▸ **Directive**
Please give the listing again, word for word, with nothing left out.

>> BEGIN Material provided

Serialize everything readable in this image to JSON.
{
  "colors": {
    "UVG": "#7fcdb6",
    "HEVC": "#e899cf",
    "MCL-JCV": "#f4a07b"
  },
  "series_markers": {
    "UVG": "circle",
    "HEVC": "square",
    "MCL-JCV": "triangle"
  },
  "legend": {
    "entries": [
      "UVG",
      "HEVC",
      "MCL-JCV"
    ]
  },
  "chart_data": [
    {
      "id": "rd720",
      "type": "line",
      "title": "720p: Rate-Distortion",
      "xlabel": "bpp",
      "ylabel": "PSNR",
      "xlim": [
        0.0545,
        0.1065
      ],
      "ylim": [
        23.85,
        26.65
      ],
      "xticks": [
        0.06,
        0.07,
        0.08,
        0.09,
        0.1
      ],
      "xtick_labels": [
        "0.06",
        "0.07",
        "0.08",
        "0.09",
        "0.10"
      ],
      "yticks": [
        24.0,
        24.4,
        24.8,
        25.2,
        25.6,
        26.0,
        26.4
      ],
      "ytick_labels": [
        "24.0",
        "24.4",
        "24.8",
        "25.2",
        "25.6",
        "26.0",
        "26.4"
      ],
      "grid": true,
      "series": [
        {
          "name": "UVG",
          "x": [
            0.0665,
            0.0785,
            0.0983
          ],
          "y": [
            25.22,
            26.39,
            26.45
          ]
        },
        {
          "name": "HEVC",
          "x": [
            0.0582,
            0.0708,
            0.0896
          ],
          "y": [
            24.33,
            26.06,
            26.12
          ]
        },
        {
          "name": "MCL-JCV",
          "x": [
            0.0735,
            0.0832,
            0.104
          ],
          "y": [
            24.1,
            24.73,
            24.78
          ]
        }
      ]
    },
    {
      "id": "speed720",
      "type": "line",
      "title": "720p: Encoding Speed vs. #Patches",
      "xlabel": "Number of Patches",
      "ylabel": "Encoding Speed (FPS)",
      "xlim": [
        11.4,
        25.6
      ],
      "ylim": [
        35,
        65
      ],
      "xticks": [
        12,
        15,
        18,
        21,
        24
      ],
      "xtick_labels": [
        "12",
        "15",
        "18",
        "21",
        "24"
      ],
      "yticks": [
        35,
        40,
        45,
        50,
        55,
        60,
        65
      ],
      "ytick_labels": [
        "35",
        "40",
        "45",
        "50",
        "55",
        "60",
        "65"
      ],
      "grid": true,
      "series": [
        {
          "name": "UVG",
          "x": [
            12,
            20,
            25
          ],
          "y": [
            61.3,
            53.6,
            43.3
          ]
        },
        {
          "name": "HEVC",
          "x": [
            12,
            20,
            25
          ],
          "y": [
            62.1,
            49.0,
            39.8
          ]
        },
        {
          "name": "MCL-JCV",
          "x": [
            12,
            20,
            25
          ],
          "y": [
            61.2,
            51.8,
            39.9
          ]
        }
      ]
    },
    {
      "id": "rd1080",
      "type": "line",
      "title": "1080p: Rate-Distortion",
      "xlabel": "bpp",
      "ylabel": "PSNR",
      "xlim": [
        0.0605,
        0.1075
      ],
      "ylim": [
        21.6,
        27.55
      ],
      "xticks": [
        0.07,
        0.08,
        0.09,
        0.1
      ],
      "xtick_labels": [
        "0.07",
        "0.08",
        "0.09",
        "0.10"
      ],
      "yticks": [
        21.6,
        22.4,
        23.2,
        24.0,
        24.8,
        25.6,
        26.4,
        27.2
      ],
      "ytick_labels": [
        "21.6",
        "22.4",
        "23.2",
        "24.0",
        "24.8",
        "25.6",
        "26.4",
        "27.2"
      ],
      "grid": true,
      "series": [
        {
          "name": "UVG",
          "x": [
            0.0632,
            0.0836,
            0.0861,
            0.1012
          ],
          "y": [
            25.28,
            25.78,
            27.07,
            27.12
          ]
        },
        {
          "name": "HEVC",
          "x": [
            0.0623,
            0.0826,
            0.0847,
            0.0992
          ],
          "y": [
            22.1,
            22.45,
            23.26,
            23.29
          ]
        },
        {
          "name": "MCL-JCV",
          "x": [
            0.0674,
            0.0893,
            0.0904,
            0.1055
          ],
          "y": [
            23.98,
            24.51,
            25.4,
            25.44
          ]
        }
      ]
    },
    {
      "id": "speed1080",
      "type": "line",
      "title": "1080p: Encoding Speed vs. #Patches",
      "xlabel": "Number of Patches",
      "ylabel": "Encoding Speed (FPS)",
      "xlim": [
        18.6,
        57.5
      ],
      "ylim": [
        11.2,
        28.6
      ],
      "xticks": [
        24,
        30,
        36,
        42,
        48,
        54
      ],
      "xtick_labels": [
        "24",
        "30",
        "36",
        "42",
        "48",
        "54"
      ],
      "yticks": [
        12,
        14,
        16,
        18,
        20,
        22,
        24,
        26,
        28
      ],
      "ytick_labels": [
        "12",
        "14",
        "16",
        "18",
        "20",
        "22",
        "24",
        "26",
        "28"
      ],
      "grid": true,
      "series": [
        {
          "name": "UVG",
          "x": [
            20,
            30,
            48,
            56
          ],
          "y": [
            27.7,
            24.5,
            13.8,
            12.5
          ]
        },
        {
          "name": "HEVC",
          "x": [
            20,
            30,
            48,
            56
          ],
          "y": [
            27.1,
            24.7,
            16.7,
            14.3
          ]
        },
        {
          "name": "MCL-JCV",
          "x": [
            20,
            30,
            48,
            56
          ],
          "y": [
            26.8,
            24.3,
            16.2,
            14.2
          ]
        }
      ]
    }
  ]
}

>> END Material provided

▸ **Full solution**
Serialize everything readable in this image to JSON.
{
  "colors": {
    "UVG": "#7fcdb6",
    "HEVC": "#e899cf",
    "MCL-JCV": "#f4a07b"
  },
  "series_markers": {
    "UVG": "circle",
    "HEVC": "square",
    "MCL-JCV": "triangle"
  },
  "legend": {
    "entries": [
      "UVG",
      "HEVC",
      "MCL-JCV"
    ]
  },
  "chart_data": [
    {
      "id": "rd720",
      "type": "line",
      "title": "720p: Rate-Distortion",
      "xlabel": "bpp",
      "ylabel": "PSNR",
      "xlim": [
        0.0545,
        0.1065
      ],
      "ylim": [
        23.85,
        26.65
      ],
      "xticks": [
        0.06,
        0.07,
        0.08,
        0.09,
        0.1
      ],
      "xtick_labels": [
        "0.06",
        "0.07",
        "0.08",
        "0.09",
        "0.10"
      ],
      "yticks": [
        24.0,
        24.4,
        24.8,
        25.2,
        25.6,
        26.0,
        26.4
      ],
      "ytick_labels": [
        "24.0",
        "24.4",
        "24.8",
        "25.2",
        "25.6",
        "26.0",
        "26.4"
      ],
      "grid": true,
      "series": [
        {
          "name": "UVG",
          "x": [
            0.0665,
            0.0785,
            0.0983
          ],
          "y": [
            25.22,
            26.39,
            26.45
          ]
        },
        {
          "name": "HEVC",
          "x": [
            0.0582,
            0.0708,
            0.0896
          ],
          "y": [
            24.33,
            26.06,
            26.12
          ]
        },
        {
          "name": "MCL-JCV",
          "x": [
            0.0735,
            0.0832,
            0.104
          ],
          "y": [
            24.1,
            24.73,
            24.78
          ]
        }
      ]
    },
    {
      "id": "speed720",
      "type": "line",
      "title": "720p: Encoding Speed vs. #Patches",
      "xlabel": "Number of Patches",
      "ylabel": "Encoding Speed (FPS)",
      "xlim": [
        11.4,
        25.6
      ],
      "ylim": [
        35,
        65
      ],
      "xticks": [
        12,
        15,
        18,
        21,
        24
      ],
      "xtick_labels": [
        "12",
        "15",
        "18",
        "21",
        "24"
      ],
      "yticks": [
        35,
        40,
        45,
        50,
        55,
        60,
        65
      ],
      "ytick_labels": [
        "35",
        "40",
        "45",
        "50",
        "55",
        "60",
        "65"
      ],
      "grid": true,
      "series": [
        {
          "name": "UVG",
          "x": [
            12,
            20,
            25
          ],
          "y": [
            61.3,
            53.6,
            43.3
          ]
        },
        {
          "name": "HEVC",
          "x": [
            12,
            20,
            25
          ],
          "y": [
            62.1,
            49.0,
            39.8
          ]
        },
        {
          "name": "MCL-JCV",
          "x": [
            12,
            20,
            25
          ],
          "y": [
            61.2,
            51.8,
            39.9
          ]
        }
      ]
    },
    {
      "id": "rd1080",
      "type": "line",
      "title": "1080p: Rate-Distortion",
      "xlabel": "bpp",
      "ylabel": "PSNR",
      "xlim": [
        0.0605,
        0.1075
      ],
      "ylim": [
        21.6,
        27.55
      ],
      "xticks": [
        0.07,
        0.08,
        0.09,
        0.1
      ],
      "xtick_labels": [
        "0.07",
        "0.08",
        "0.09",
        "0.10"
      ],
      "yticks": [
        21.6,
        22.4,
        23.2,
        24.0,
        24.8,
        25.6,
        26.4,
        27.2
      ],
      "ytick_labels": [
        "21.6",
        "22.4",
        "23.2",
        "24.0",
        "24.8",
        "25.6",
        "26.4",
        "27.2"
      ],
      "grid": true,
      "series": [
        {
          "name": "UVG",
          "x": [
            0.0632,
            0.0836,
            0.0861,
            0.1012
          ],
          "y": [
            25.28,
            25.78,
            27.07,
            27.12
          ]
        },
        {
          "name": "HEVC",
          "x": [
            0.0623,
            0.0826,
            0.0847,
            0.0992
          ],
          "y": [
            22.1,
            22.45,
            23.26,
            23.29
          ]
        },
        {
          "name": "MCL-JCV",
          "x": [
            0.0674,
            0.0893,
            0.0904,
            0.1055
          ],
          "y": [
            23.98,
            24.51,
            25.4,
            25.44
          ]
        }
      ]
    },
    {
      "id": "speed1080",
      "type": "line",
      "title": "1080p: Encoding Speed vs. #Patches",
      "xlabel": "Number of Patches",
      "ylabel": "Encoding Speed (FPS)",
      "xlim": [
        18.6,
        57.5
      ],
      "ylim": [
        11.2,
        28.6
      ],
      "xticks": [
        24,
        30,
        36,
        42,
        48,
        54
      ],
      "xtick_labels": [
        "24",
        "30",
        "36",
        "42",
        "48",
        "54"
      ],
      "yticks": [
        12,
        14,
        16,
        18,
        20,
        22,
        24,
        26,
        28
      ],
      "ytick_labels": [
        "12",
        "14",
        "16",
        "18",
        "20",
        "22",
        "24",
        "26",
        "28"
      ],
      "grid": true,
      "series": [
        {
          "name": "UVG",
          "x": [
            20,
            30,
            48,
            56
          ],
          "y": [
            27.7,
            24.5,
            13.8,
            12.5
          ]
        },
        {
          "name": "HEVC",
          "x": [
            20,
            30,
            48,
            56
          ],
          "y": [
            27.1,
            24.7,
            16.7,
            14.3
          ]
        },
        {
          "name": "MCL-JCV",
          "x": [
            20,
            30,
            48,
            56
          ],
          "y": [
            26.8,
            24.3,
            16.2,
            14.2
          ]
        }
      ]
    }
  ]
}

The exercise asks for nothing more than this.